## [WRITTEN INSTRUCTION]
Below is a set of records; restate each one word for word.

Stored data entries
****

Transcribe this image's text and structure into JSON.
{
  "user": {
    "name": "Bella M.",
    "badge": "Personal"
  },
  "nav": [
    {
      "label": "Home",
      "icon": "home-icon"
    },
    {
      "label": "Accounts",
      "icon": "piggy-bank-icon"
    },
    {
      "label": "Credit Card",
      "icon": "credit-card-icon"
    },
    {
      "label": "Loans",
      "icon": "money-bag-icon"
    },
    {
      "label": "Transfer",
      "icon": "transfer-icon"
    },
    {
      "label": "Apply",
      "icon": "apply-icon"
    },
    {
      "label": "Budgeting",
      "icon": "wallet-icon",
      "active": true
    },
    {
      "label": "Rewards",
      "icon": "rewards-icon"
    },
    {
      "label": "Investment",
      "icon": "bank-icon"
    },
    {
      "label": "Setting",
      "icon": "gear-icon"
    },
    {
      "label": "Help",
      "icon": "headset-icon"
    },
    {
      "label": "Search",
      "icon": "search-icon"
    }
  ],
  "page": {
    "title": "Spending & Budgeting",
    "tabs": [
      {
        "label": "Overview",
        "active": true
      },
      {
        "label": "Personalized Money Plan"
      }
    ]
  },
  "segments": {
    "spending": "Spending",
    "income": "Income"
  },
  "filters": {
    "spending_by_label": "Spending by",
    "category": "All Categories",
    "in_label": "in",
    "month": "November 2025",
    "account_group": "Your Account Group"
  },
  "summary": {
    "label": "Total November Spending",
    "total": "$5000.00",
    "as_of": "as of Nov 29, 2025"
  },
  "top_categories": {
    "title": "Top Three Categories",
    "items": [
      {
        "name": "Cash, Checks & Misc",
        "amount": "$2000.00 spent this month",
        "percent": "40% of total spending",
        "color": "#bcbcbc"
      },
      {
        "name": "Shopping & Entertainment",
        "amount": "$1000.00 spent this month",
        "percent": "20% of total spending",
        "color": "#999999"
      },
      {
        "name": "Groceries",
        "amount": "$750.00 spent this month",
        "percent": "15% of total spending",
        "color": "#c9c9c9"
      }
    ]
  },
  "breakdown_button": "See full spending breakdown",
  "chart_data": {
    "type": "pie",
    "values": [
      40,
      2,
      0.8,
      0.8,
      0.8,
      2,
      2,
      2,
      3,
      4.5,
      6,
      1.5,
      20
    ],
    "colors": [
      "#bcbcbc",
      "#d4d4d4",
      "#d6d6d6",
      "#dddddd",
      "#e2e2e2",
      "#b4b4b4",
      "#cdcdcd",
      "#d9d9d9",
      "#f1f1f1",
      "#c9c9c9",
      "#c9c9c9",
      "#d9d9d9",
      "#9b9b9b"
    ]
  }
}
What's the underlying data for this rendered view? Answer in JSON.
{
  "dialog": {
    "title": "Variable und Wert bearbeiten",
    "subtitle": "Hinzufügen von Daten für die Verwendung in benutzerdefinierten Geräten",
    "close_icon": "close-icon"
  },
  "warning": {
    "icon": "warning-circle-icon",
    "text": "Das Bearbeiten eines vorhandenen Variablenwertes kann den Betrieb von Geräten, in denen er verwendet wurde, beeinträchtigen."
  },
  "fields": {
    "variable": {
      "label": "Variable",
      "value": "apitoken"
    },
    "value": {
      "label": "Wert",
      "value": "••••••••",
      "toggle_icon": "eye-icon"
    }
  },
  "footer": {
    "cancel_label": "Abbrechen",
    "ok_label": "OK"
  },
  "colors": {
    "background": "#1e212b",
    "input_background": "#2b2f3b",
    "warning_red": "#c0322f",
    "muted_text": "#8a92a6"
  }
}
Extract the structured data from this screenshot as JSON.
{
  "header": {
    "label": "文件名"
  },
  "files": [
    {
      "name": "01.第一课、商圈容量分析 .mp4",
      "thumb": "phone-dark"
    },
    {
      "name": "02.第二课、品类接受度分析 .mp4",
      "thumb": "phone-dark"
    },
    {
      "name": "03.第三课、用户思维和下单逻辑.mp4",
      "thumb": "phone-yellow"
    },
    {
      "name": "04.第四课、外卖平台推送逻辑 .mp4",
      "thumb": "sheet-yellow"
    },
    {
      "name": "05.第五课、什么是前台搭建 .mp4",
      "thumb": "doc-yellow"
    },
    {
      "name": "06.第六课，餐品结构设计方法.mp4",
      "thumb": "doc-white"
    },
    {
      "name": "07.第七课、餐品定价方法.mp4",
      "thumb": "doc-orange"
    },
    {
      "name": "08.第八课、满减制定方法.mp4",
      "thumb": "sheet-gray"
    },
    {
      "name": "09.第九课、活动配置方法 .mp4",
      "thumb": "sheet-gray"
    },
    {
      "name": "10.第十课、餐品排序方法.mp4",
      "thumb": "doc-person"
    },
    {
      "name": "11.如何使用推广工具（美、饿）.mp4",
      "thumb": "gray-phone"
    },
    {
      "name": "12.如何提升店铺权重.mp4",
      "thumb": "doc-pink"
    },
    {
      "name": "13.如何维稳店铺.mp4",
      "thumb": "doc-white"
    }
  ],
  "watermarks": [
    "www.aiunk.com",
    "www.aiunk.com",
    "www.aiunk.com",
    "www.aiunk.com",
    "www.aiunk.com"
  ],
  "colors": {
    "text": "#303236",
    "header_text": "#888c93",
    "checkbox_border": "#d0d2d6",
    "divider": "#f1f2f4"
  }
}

****

## [COMPLETE ANSWER]
Transcribe this image's text and structure into JSON.
{
  "user": {
    "name": "Bella M.",
    "badge": "Personal"
  },
  "nav": [
    {
      "label": "Home",
      "icon": "home-icon"
    },
    {
      "label": "Accounts",
      "icon": "piggy-bank-icon"
    },
    {
      "label": "Credit Card",
      "icon": "credit-card-icon"
    },
    {
      "label": "Loans",
      "icon": "money-bag-icon"
    },
    {
      "label": "Transfer",
      "icon": "transfer-icon"
    },
    {
      "label": "Apply",
      "icon": "apply-icon"
    },
    {
      "label": "Budgeting",
      "icon": "wallet-icon",
      "active": true
    },
    {
      "label": "Rewards",
      "icon": "rewards-icon"
    },
    {
      "label": "Investment",
      "icon": "bank-icon"
    },
    {
      "label": "Setting",
      "icon": "gear-icon"
    },
    {
      "label": "Help",
      "icon": "headset-icon"
    },
    {
      "label": "Search",
      "icon": "search-icon"
    }
  ],
  "page": {
    "title": "Spending & Budgeting",
    "tabs": [
      {
        "label": "Overview",
        "active": true
      },
      {
        "label": "Personalized Money Plan"
      }
    ]
  },
  "segments": {
    "spending": "Spending",
    "income": "Income"
  },
  "filters": {
    "spending_by_label": "Spending by",
    "category": "All Categories",
    "in_label": "in",
    "month": "November 2025",
    "account_group": "Your Account Group"
  },
  "summary": {
    "label": "Total November Spending",
    "total": "$5000.00",
    "as_of": "as of Nov 29, 2025"
  },
  "top_categories": {
    "title": "Top Three Categories",
    "items": [
      {
        "name": "Cash, Checks & Misc",
        "amount": "$2000.00 spent this month",
        "percent": "40% of total spending",
        "color": "#bcbcbc"
      },
      {
        "name": "Shopping & Entertainment",
        "amount": "$1000.00 spent this month",
        "percent": "20% of total spending",
        "color": "#999999"
      },
      {
        "name": "Groceries",
        "amount": "$750.00 spent this month",
        "percent": "15% of total spending",
        "color": "#c9c9c9"
      }
    ]
  },
  "breakdown_button": "See full spending breakdown",
  "chart_data": {
    "type": "pie",
    "values": [
      40,
      2,
      0.8,
      0.8,
      0.8,
      2,
      2,
      2,
      3,
      4.5,
      6,
      1.5,
      20
    ],
    "colors": [
      "#bcbcbc",
      "#d4d4d4",
      "#d6d6d6",
      "#dddddd",
      "#e2e2e2",
      "#b4b4b4",
      "#cdcdcd",
      "#d9d9d9",
      "#f1f1f1",
      "#c9c9c9",
      "#c9c9c9",
      "#d9d9d9",
      "#9b9b9b"
    ]
  }
}
What's the underlying data for this rendered view? Answer in JSON.
{
  "dialog": {
    "title": "Variable und Wert bearbeiten",
    "subtitle": "Hinzufügen von Daten für die Verwendung in benutzerdefinierten Geräten",
    "close_icon": "close-icon"
  },
  "warning": {
    "icon": "warning-circle-icon",
    "text": "Das Bearbeiten eines vorhandenen Variablenwertes kann den Betrieb von Geräten, in denen er verwendet wurde, beeinträchtigen."
  },
  "fields": {
    "variable": {
      "label": "Variable",
      "value": "apitoken"
    },
    "value": {
      "label": "Wert",
      "value": "••••••••",
      "toggle_icon": "eye-icon"
    }
  },
  "footer": {
    "cancel_label": "Abbrechen",
    "ok_label": "OK"
  },
  "colors": {
    "background": "#1e212b",
    "input_background": "#2b2f3b",
    "warning_red": "#c0322f",
    "muted_text": "#8a92a6"
  }
}
Extract the structured data from this screenshot as JSON.
{
  "header": {
    "label": "文件名"
  },
  "files": [
    {
      "name": "01.第一课、商圈容量分析 .mp4",
      "thumb": "phone-dark"
    },
    {
      "name": "02.第二课、品类接受度分析 .mp4",
      "thumb": "phone-dark"
    },
    {
      "name": "03.第三课、用户思维和下单逻辑.mp4",
      "thumb": "phone-yellow"
    },
    {
      "name": "04.第四课、外卖平台推送逻辑 .mp4",
      "thumb": "sheet-yellow"
    },
    {
      "name": "05.第五课、什么是前台搭建 .mp4",
      "thumb": "doc-yellow"
    },
    {
      "name": "06.第六课，餐品结构设计方法.mp4",
      "thumb": "doc-white"
    },
    {
      "name": "07.第七课、餐品定价方法.mp4",
      "thumb": "doc-orange"
    },
    {
      "name": "08.第八课、满减制定方法.mp4",
      "thumb": "sheet-gray"
    },
    {
      "name": "09.第九课、活动配置方法 .mp4",
      "thumb": "sheet-gray"
    },
    {
      "name": "10.第十课、餐品排序方法.mp4",
      "thumb": "doc-person"
    },
    {
      "name": "11.如何使用推广工具（美、饿）.mp4",
      "thumb": "gray-phone"
    },
    {
      "name": "12.如何提升店铺权重.mp4",
      "thumb": "doc-pink"
    },
    {
      "name": "13.如何维稳店铺.mp4",
      "thumb": "doc-white"
    }
  ],
  "watermarks": [
    "www.aiunk.com",
    "www.aiunk.com",
    "www.aiunk.com",
    "www.aiunk.com",
    "www.aiunk.com"
  ],
  "colors": {
    "text": "#303236",
    "header_text": "#888c93",
    "checkbox_border": "#d0d2d6",
    "divider": "#f1f2f4"
  }
}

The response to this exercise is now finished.